WHAT YOU ARE ASKED TO DO — State how many lines in the listing below include the word "Rise". Give nothing but the number.

Structured figure records —

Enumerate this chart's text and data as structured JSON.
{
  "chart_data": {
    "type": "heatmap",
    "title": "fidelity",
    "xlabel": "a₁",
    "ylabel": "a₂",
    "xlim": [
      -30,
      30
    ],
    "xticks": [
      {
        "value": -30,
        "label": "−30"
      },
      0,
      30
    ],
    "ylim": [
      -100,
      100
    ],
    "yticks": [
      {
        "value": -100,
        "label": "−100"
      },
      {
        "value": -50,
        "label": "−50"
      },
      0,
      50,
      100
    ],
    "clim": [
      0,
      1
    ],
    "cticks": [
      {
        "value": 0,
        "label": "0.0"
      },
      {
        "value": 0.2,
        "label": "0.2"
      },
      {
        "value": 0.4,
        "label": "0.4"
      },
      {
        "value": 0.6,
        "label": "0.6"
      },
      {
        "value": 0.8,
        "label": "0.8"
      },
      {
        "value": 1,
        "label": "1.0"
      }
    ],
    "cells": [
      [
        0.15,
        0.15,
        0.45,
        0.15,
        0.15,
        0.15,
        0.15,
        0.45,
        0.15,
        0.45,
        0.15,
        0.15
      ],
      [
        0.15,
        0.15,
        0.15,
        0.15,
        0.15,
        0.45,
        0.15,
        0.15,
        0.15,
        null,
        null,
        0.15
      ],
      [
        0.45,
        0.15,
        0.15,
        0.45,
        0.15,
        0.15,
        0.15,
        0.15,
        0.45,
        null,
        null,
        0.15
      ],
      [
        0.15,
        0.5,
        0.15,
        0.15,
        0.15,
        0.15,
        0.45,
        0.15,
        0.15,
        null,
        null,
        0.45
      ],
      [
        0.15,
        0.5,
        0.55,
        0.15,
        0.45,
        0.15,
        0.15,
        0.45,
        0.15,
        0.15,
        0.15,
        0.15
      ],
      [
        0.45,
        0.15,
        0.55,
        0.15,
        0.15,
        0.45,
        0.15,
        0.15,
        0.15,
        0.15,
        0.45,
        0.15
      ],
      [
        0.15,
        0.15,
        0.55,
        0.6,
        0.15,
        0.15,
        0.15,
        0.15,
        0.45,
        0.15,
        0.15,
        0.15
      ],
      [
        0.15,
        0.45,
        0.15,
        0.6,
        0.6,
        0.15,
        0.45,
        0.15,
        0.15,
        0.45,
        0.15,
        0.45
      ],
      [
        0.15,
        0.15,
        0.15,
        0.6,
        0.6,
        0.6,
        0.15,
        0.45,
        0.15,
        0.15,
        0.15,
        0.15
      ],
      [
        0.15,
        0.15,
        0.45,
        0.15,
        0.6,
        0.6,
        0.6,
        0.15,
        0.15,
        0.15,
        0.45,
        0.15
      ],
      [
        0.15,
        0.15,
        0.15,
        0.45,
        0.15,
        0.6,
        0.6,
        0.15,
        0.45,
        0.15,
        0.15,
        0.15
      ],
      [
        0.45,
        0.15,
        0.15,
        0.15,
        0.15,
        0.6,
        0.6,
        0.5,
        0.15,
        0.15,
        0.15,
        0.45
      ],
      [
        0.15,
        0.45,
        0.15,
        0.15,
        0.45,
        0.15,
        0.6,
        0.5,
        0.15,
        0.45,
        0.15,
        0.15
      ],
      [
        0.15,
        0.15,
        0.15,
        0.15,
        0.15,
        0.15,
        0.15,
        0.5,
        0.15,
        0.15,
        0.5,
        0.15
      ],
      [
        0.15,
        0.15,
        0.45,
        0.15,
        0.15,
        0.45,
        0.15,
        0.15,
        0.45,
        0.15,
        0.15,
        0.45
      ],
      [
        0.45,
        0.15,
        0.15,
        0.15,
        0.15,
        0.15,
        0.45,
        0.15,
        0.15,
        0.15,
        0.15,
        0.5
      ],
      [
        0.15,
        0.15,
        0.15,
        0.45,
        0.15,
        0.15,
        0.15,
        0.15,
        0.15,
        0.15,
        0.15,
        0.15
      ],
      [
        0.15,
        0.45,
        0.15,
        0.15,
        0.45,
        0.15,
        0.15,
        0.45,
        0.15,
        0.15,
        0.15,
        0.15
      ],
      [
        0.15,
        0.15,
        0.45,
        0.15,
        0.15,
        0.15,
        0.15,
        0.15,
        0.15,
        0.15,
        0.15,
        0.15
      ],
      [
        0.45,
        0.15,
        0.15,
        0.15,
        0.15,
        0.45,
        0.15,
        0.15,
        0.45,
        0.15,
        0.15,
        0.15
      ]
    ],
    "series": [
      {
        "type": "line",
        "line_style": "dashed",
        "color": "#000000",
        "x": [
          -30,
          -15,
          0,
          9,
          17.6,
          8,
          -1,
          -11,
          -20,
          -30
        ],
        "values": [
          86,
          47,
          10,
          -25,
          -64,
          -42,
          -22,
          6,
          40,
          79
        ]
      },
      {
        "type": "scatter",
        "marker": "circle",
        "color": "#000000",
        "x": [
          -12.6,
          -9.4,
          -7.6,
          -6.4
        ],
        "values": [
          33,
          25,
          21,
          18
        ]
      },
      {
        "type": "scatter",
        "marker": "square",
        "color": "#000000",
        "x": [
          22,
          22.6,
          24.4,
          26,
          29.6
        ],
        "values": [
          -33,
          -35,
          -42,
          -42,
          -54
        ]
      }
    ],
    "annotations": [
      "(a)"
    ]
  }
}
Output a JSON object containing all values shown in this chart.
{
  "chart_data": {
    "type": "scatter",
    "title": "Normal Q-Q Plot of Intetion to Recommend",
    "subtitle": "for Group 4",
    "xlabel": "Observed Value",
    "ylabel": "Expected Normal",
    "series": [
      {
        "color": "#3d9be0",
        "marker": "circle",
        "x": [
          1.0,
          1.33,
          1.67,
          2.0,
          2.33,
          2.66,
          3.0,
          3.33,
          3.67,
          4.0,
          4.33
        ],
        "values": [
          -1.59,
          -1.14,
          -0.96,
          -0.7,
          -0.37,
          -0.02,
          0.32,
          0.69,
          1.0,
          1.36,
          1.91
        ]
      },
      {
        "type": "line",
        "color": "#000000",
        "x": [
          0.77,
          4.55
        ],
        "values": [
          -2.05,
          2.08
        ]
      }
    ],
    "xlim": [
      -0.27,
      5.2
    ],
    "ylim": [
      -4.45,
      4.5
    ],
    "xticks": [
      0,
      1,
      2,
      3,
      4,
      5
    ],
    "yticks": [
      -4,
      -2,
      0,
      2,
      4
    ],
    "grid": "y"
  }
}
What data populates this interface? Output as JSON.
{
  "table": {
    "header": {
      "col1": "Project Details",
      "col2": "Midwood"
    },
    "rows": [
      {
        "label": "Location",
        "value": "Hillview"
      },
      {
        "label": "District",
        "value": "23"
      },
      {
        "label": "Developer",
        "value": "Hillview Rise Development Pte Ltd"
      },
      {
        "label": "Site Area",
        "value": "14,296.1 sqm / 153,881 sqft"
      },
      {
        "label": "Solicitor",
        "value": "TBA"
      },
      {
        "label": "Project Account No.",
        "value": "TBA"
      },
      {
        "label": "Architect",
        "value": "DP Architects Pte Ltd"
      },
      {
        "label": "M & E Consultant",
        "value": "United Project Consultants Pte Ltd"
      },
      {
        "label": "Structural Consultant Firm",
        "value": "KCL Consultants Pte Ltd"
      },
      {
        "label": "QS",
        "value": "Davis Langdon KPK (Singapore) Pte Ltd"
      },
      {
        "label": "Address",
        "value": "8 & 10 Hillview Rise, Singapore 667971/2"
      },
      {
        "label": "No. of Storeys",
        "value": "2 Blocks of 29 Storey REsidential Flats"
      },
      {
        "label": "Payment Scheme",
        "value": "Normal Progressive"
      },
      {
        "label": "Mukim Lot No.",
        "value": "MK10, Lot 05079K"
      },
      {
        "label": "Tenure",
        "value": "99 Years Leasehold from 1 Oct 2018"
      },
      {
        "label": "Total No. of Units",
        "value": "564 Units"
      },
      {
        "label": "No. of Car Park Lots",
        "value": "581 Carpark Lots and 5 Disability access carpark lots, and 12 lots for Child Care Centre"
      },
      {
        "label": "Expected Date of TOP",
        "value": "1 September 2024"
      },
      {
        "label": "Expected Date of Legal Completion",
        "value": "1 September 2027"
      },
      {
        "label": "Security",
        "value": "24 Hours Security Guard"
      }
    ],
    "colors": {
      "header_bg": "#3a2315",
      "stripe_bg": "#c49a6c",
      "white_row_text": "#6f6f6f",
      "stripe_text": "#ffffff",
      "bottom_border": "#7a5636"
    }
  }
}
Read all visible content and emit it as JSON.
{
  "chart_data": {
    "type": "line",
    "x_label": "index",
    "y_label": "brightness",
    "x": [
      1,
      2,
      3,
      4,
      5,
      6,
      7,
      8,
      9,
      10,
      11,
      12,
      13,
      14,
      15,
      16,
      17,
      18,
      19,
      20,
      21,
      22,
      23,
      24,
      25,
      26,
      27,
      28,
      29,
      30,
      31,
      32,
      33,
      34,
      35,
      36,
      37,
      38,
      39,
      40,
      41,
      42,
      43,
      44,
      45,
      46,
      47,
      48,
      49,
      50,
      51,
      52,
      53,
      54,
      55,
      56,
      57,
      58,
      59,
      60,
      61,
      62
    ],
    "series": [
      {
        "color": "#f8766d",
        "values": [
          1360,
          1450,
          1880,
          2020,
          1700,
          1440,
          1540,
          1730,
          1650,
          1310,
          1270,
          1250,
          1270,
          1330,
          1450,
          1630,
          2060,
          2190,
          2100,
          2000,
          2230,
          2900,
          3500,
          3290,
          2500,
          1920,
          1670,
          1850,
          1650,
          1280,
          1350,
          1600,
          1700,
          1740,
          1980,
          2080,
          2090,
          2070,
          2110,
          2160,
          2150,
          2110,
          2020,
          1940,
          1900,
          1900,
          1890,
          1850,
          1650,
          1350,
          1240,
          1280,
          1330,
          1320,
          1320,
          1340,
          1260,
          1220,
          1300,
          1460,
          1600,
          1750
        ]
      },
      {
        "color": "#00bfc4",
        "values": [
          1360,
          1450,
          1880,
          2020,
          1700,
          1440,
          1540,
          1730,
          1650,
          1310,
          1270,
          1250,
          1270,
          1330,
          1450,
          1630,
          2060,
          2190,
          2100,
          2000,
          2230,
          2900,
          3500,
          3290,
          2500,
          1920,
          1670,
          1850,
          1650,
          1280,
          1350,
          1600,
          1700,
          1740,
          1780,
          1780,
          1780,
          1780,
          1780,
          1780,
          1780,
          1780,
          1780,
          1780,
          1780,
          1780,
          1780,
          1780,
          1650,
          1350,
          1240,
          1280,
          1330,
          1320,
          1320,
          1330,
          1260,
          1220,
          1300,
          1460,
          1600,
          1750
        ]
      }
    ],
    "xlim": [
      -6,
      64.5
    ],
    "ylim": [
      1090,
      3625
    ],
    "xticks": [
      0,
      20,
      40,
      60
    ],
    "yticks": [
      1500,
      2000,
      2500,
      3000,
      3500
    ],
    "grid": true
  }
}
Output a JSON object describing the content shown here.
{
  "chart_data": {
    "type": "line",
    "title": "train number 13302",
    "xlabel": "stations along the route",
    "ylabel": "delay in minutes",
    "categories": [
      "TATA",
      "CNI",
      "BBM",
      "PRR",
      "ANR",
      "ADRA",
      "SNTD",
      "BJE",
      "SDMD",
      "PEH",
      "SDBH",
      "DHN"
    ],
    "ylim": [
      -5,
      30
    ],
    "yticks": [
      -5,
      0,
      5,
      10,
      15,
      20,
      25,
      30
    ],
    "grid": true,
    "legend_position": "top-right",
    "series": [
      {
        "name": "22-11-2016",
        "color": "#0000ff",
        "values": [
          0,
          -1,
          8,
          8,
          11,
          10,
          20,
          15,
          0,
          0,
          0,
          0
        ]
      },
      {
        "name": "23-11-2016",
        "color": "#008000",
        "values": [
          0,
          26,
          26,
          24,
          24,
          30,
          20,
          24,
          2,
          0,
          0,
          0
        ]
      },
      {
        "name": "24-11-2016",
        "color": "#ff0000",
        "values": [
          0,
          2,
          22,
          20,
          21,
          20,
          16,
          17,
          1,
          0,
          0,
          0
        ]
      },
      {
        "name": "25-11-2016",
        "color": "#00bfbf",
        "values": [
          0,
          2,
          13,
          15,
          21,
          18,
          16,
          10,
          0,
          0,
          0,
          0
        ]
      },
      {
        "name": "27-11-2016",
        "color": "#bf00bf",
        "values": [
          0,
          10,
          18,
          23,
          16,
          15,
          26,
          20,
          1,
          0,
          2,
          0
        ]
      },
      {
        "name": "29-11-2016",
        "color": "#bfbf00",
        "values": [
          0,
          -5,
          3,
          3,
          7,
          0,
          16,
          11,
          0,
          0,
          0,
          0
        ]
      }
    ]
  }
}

THE RESULT — 2